Supplied entries >>
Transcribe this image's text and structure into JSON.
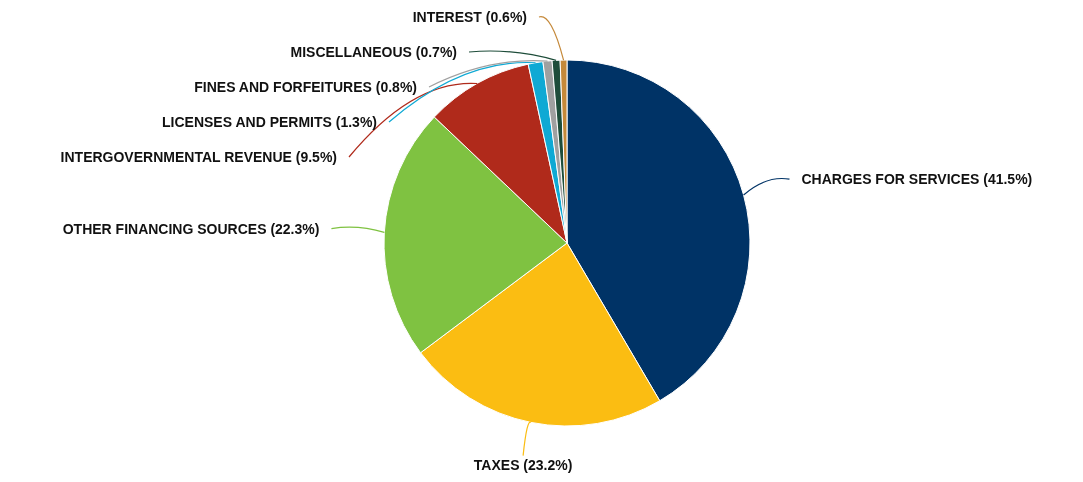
{
  "chart_data": {
    "type": "pie",
    "categories": [
      "CHARGES FOR SERVICES",
      "TAXES",
      "OTHER FINANCING SOURCES",
      "INTERGOVERNMENTAL REVENUE",
      "LICENSES AND PERMITS",
      "FINES AND FORFEITURES",
      "MISCELLANEOUS",
      "INTEREST"
    ],
    "values": [
      41.5,
      23.2,
      22.3,
      9.5,
      1.3,
      0.8,
      0.7,
      0.6
    ],
    "value_labels": [
      "(41.5%)",
      "(23.2%)",
      "(22.3%)",
      "(9.5%)",
      "(1.3%)",
      "(0.8%)",
      "(0.7%)",
      "(0.6%)"
    ],
    "colors": [
      "#003366",
      "#fbbd12",
      "#7fc241",
      "#b02a1b",
      "#0fa9d4",
      "#a0a0a0",
      "#1e4d3a",
      "#c5893a"
    ]
  }
}
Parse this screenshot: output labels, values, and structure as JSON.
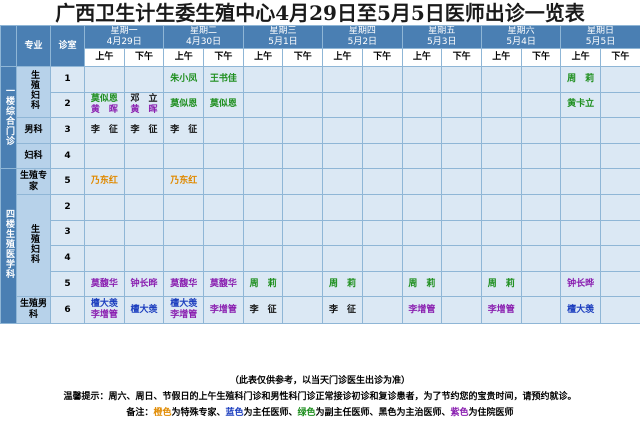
{
  "title": "广西卫生计生委生殖中心4月29日至5月5日医师出诊一览表",
  "header": {
    "specialty": "专业",
    "room": "诊室",
    "am": "上午",
    "pm": "下午",
    "days": [
      {
        "weekday": "星期一",
        "date": "4月29日"
      },
      {
        "weekday": "星期二",
        "date": "4月30日"
      },
      {
        "weekday": "星期三",
        "date": "5月1日"
      },
      {
        "weekday": "星期四",
        "date": "5月2日"
      },
      {
        "weekday": "星期五",
        "date": "5月3日"
      },
      {
        "weekday": "星期六",
        "date": "5月4日"
      },
      {
        "weekday": "星期日",
        "date": "5月5日"
      }
    ]
  },
  "sections": {
    "floor1": "一楼综合门诊",
    "floor4": "四楼生殖医学科"
  },
  "depts": {
    "repro_gyn": "生殖妇科",
    "male": "男科",
    "gyn": "妇科",
    "repro_expert": "生殖专家",
    "repro_gyn2": "生殖妇科",
    "repro_male": "生殖男科"
  },
  "rows": [
    {
      "room": "1",
      "cells": [
        {
          "lines": []
        },
        {
          "lines": []
        },
        {
          "lines": [
            {
              "t": "朱小凤",
              "c": "green"
            }
          ]
        },
        {
          "lines": [
            {
              "t": "王书佳",
              "c": "green"
            }
          ]
        },
        {
          "lines": []
        },
        {
          "lines": []
        },
        {
          "lines": []
        },
        {
          "lines": []
        },
        {
          "lines": []
        },
        {
          "lines": []
        },
        {
          "lines": []
        },
        {
          "lines": []
        },
        {
          "lines": [
            {
              "t": "周　莉",
              "c": "green"
            }
          ]
        },
        {
          "lines": []
        }
      ]
    },
    {
      "room": "2",
      "cells": [
        {
          "lines": [
            {
              "t": "莫似恩",
              "c": "green"
            },
            {
              "t": "黄　晖",
              "c": "purple"
            }
          ]
        },
        {
          "lines": [
            {
              "t": "邓　立",
              "c": "black"
            },
            {
              "t": "黄　晖",
              "c": "purple"
            }
          ]
        },
        {
          "lines": [
            {
              "t": "莫似恩",
              "c": "green"
            }
          ]
        },
        {
          "lines": [
            {
              "t": "莫似恩",
              "c": "green"
            }
          ]
        },
        {
          "lines": []
        },
        {
          "lines": []
        },
        {
          "lines": []
        },
        {
          "lines": []
        },
        {
          "lines": []
        },
        {
          "lines": []
        },
        {
          "lines": []
        },
        {
          "lines": []
        },
        {
          "lines": [
            {
              "t": "黄卡立",
              "c": "green"
            }
          ]
        },
        {
          "lines": []
        }
      ]
    },
    {
      "room": "3",
      "cells": [
        {
          "lines": [
            {
              "t": "李　征",
              "c": "black"
            }
          ]
        },
        {
          "lines": [
            {
              "t": "李　征",
              "c": "black"
            }
          ]
        },
        {
          "lines": [
            {
              "t": "李　征",
              "c": "black"
            }
          ]
        },
        {
          "lines": []
        },
        {
          "lines": []
        },
        {
          "lines": []
        },
        {
          "lines": []
        },
        {
          "lines": []
        },
        {
          "lines": []
        },
        {
          "lines": []
        },
        {
          "lines": []
        },
        {
          "lines": []
        },
        {
          "lines": []
        },
        {
          "lines": []
        }
      ]
    },
    {
      "room": "4",
      "cells": [
        {
          "lines": []
        },
        {
          "lines": []
        },
        {
          "lines": []
        },
        {
          "lines": []
        },
        {
          "lines": []
        },
        {
          "lines": []
        },
        {
          "lines": []
        },
        {
          "lines": []
        },
        {
          "lines": []
        },
        {
          "lines": []
        },
        {
          "lines": []
        },
        {
          "lines": []
        },
        {
          "lines": []
        },
        {
          "lines": []
        }
      ]
    },
    {
      "room": "5",
      "cells": [
        {
          "lines": [
            {
              "t": "乃东红",
              "c": "orange"
            }
          ]
        },
        {
          "lines": []
        },
        {
          "lines": [
            {
              "t": "乃东红",
              "c": "orange"
            }
          ]
        },
        {
          "lines": []
        },
        {
          "lines": []
        },
        {
          "lines": []
        },
        {
          "lines": []
        },
        {
          "lines": []
        },
        {
          "lines": []
        },
        {
          "lines": []
        },
        {
          "lines": []
        },
        {
          "lines": []
        },
        {
          "lines": []
        },
        {
          "lines": []
        }
      ]
    },
    {
      "room": "2",
      "cells": [
        {
          "lines": []
        },
        {
          "lines": []
        },
        {
          "lines": []
        },
        {
          "lines": []
        },
        {
          "lines": []
        },
        {
          "lines": []
        },
        {
          "lines": []
        },
        {
          "lines": []
        },
        {
          "lines": []
        },
        {
          "lines": []
        },
        {
          "lines": []
        },
        {
          "lines": []
        },
        {
          "lines": []
        },
        {
          "lines": []
        }
      ]
    },
    {
      "room": "3",
      "cells": [
        {
          "lines": []
        },
        {
          "lines": []
        },
        {
          "lines": []
        },
        {
          "lines": []
        },
        {
          "lines": []
        },
        {
          "lines": []
        },
        {
          "lines": []
        },
        {
          "lines": []
        },
        {
          "lines": []
        },
        {
          "lines": []
        },
        {
          "lines": []
        },
        {
          "lines": []
        },
        {
          "lines": []
        },
        {
          "lines": []
        }
      ]
    },
    {
      "room": "4",
      "cells": [
        {
          "lines": []
        },
        {
          "lines": []
        },
        {
          "lines": []
        },
        {
          "lines": []
        },
        {
          "lines": []
        },
        {
          "lines": []
        },
        {
          "lines": []
        },
        {
          "lines": []
        },
        {
          "lines": []
        },
        {
          "lines": []
        },
        {
          "lines": []
        },
        {
          "lines": []
        },
        {
          "lines": []
        },
        {
          "lines": []
        }
      ]
    },
    {
      "room": "5",
      "cells": [
        {
          "lines": [
            {
              "t": "莫馥华",
              "c": "purple"
            }
          ]
        },
        {
          "lines": [
            {
              "t": "钟长晔",
              "c": "purple"
            }
          ]
        },
        {
          "lines": [
            {
              "t": "莫馥华",
              "c": "purple"
            }
          ]
        },
        {
          "lines": [
            {
              "t": "莫馥华",
              "c": "purple"
            }
          ]
        },
        {
          "lines": [
            {
              "t": "周　莉",
              "c": "green"
            }
          ]
        },
        {
          "lines": []
        },
        {
          "lines": [
            {
              "t": "周　莉",
              "c": "green"
            }
          ]
        },
        {
          "lines": []
        },
        {
          "lines": [
            {
              "t": "周　莉",
              "c": "green"
            }
          ]
        },
        {
          "lines": []
        },
        {
          "lines": [
            {
              "t": "周　莉",
              "c": "green"
            }
          ]
        },
        {
          "lines": []
        },
        {
          "lines": [
            {
              "t": "钟长晔",
              "c": "purple"
            }
          ]
        },
        {
          "lines": []
        }
      ]
    },
    {
      "room": "6",
      "cells": [
        {
          "lines": [
            {
              "t": "檀大羡",
              "c": "blue"
            },
            {
              "t": "李增管",
              "c": "purple"
            }
          ]
        },
        {
          "lines": [
            {
              "t": "檀大羡",
              "c": "blue"
            }
          ]
        },
        {
          "lines": [
            {
              "t": "檀大羡",
              "c": "blue"
            },
            {
              "t": "李增管",
              "c": "purple"
            }
          ]
        },
        {
          "lines": [
            {
              "t": "李增管",
              "c": "purple"
            }
          ]
        },
        {
          "lines": [
            {
              "t": "李　征",
              "c": "black"
            }
          ]
        },
        {
          "lines": []
        },
        {
          "lines": [
            {
              "t": "李　征",
              "c": "black"
            }
          ]
        },
        {
          "lines": []
        },
        {
          "lines": [
            {
              "t": "李增管",
              "c": "purple"
            }
          ]
        },
        {
          "lines": []
        },
        {
          "lines": [
            {
              "t": "李增管",
              "c": "purple"
            }
          ]
        },
        {
          "lines": []
        },
        {
          "lines": [
            {
              "t": "檀大羡",
              "c": "blue"
            }
          ]
        },
        {
          "lines": []
        }
      ]
    }
  ],
  "footer": {
    "note": "（此表仅供参考，以当天门诊医生出诊为准）",
    "tip": "温馨提示：周六、周日、节假日的上午生殖科门诊和男性科门诊正常接诊初诊和复诊患者，为了节约您的宝贵时间，请预约就诊。",
    "legend": {
      "prefix": "备注：",
      "orange": "橙色",
      "orange_desc": "为特殊专家、",
      "blue": "蓝色",
      "blue_desc": "为主任医师、",
      "green": "绿色",
      "green_desc": "为副主任医师、黑色为主治医师、",
      "purple": "紫色",
      "purple_desc": "为住院医师"
    }
  }
}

Brief >>
Go through the material and copy out every line with "this" in it.

Full output >>
Transcribe this image's text and structure into JSON.
Parse this screenshot: output labels, values, and structure as JSON.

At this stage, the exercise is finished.